• **TASK DIRECTIONS**: The records below must be copied in full; omit the images.

** START DATASET RECORDS **

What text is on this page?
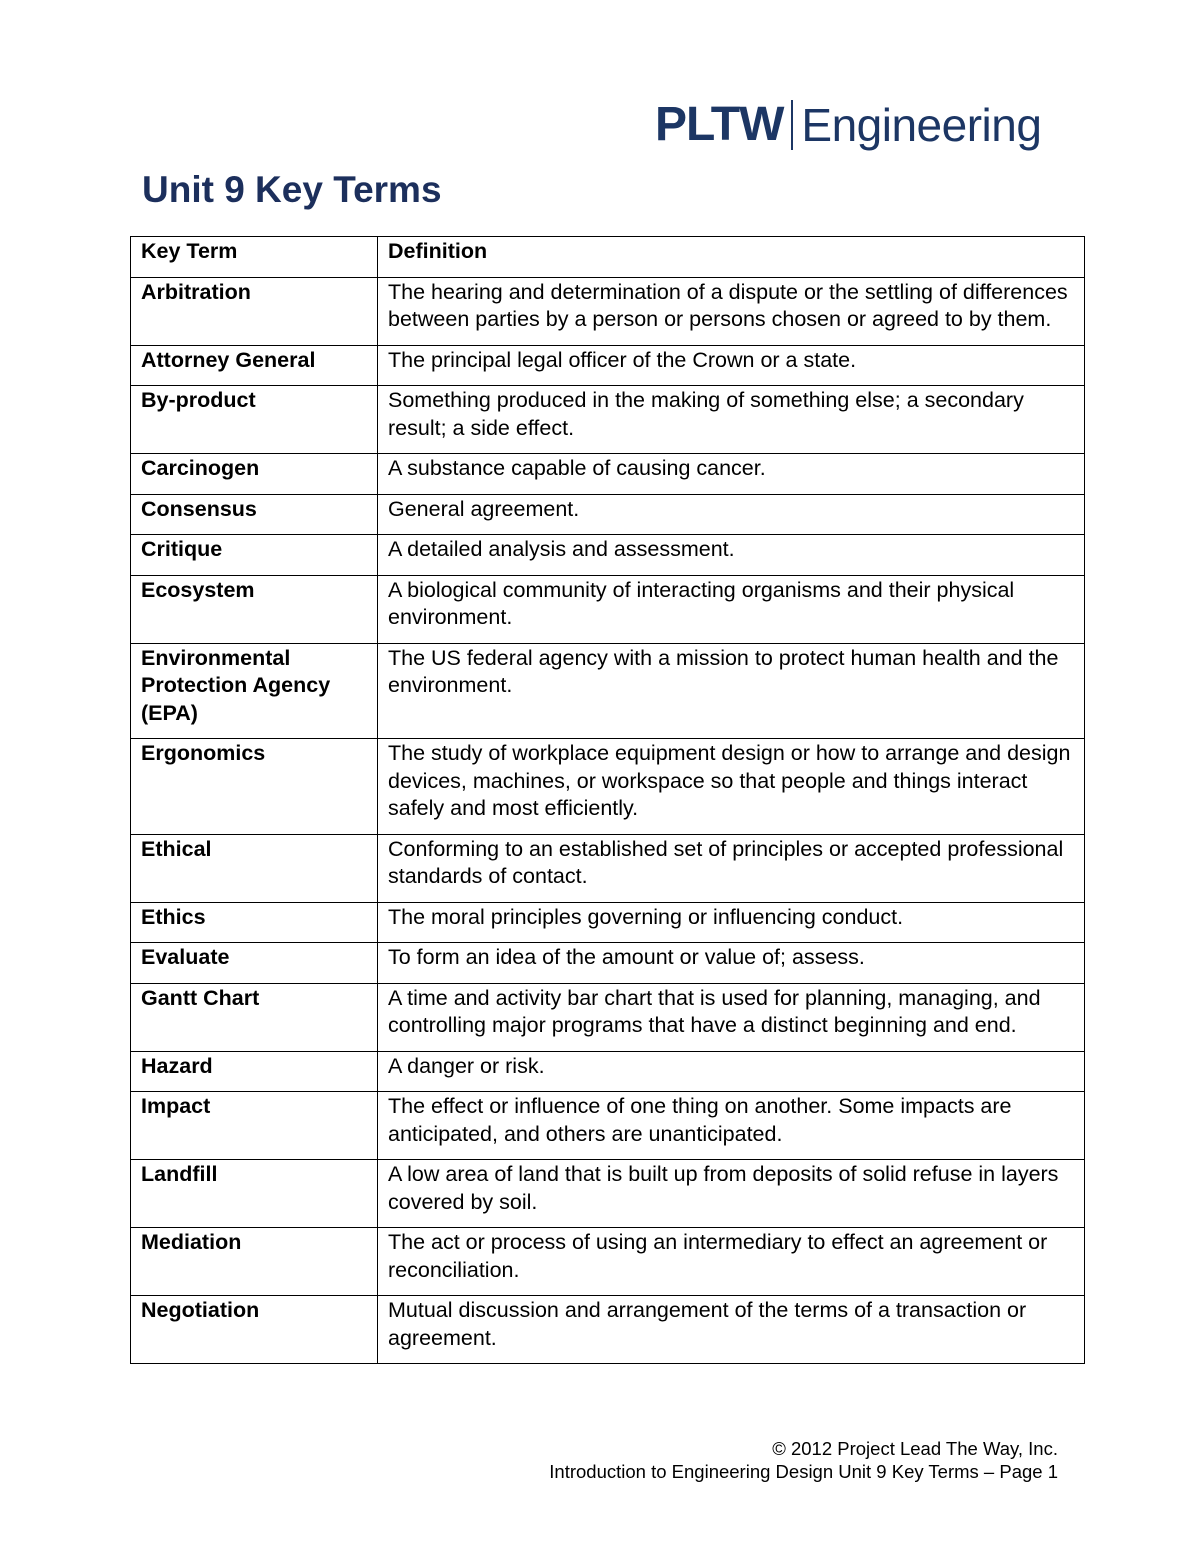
PLTW Engineering
Unit 9 Key Terms
Key Term	Definition
Arbitration	The hearing and determination of a dispute or the settling of differences between parties by a person or persons chosen or agreed to by them.
Attorney General	The principal legal officer of the Crown or a state.
By-product	Something produced in the making of something else; a secondary result; a side effect.
Carcinogen	A substance capable of causing cancer.
Consensus	General agreement.
Critique	A detailed analysis and assessment.
Ecosystem	A biological community of interacting organisms and their physical environment.
Environmental Protection Agency (EPA)	The US federal agency with a mission to protect human health and the environment.
Ergonomics	The study of workplace equipment design or how to arrange and design devices, machines, or workspace so that people and things interact safely and most efficiently.
Ethical	Conforming to an established set of principles or accepted professional standards of contact.
Ethics	The moral principles governing or influencing conduct.
Evaluate	To form an idea of the amount or value of; assess.
Gantt Chart	A time and activity bar chart that is used for planning, managing, and controlling major programs that have a distinct beginning and end.
Hazard	A danger or risk.
Impact	The effect or influence of one thing on another. Some impacts are anticipated, and others are unanticipated.
Landfill	A low area of land that is built up from deposits of solid refuse in layers covered by soil.
Mediation	The act or process of using an intermediary to effect an agreement or reconciliation.
Negotiation	Mutual discussion and arrangement of the terms of a transaction or agreement.
© 2012 Project Lead The Way, Inc.
Introduction to Engineering Design Unit 9 Key Terms – Page 1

** END DATASET RECORDS **

• **PROBLEM SOLUTION**:
What text is on this page?
PLTW Engineering
Unit 9 Key Terms
Key Term	Definition
Arbitration	The hearing and determination of a dispute or the settling of differences between parties by a person or persons chosen or agreed to by them.
Attorney General	The principal legal officer of the Crown or a state.
By-product	Something produced in the making of something else; a secondary result; a side effect.
Carcinogen	A substance capable of causing cancer.
Consensus	General agreement.
Critique	A detailed analysis and assessment.
Ecosystem	A biological community of interacting organisms and their physical environment.
Environmental Protection Agency (EPA)	The US federal agency with a mission to protect human health and the environment.
Ergonomics	The study of workplace equipment design or how to arrange and design devices, machines, or workspace so that people and things interact safely and most efficiently.
Ethical	Conforming to an established set of principles or accepted professional standards of contact.
Ethics	The moral principles governing or influencing conduct.
Evaluate	To form an idea of the amount or value of; assess.
Gantt Chart	A time and activity bar chart that is used for planning, managing, and controlling major programs that have a distinct beginning and end.
Hazard	A danger or risk.
Impact	The effect or influence of one thing on another. Some impacts are anticipated, and others are unanticipated.
Landfill	A low area of land that is built up from deposits of solid refuse in layers covered by soil.
Mediation	The act or process of using an intermediary to effect an agreement or reconciliation.
Negotiation	Mutual discussion and arrangement of the terms of a transaction or agreement.
© 2012 Project Lead The Way, Inc.
Introduction to Engineering Design Unit 9 Key Terms – Page 1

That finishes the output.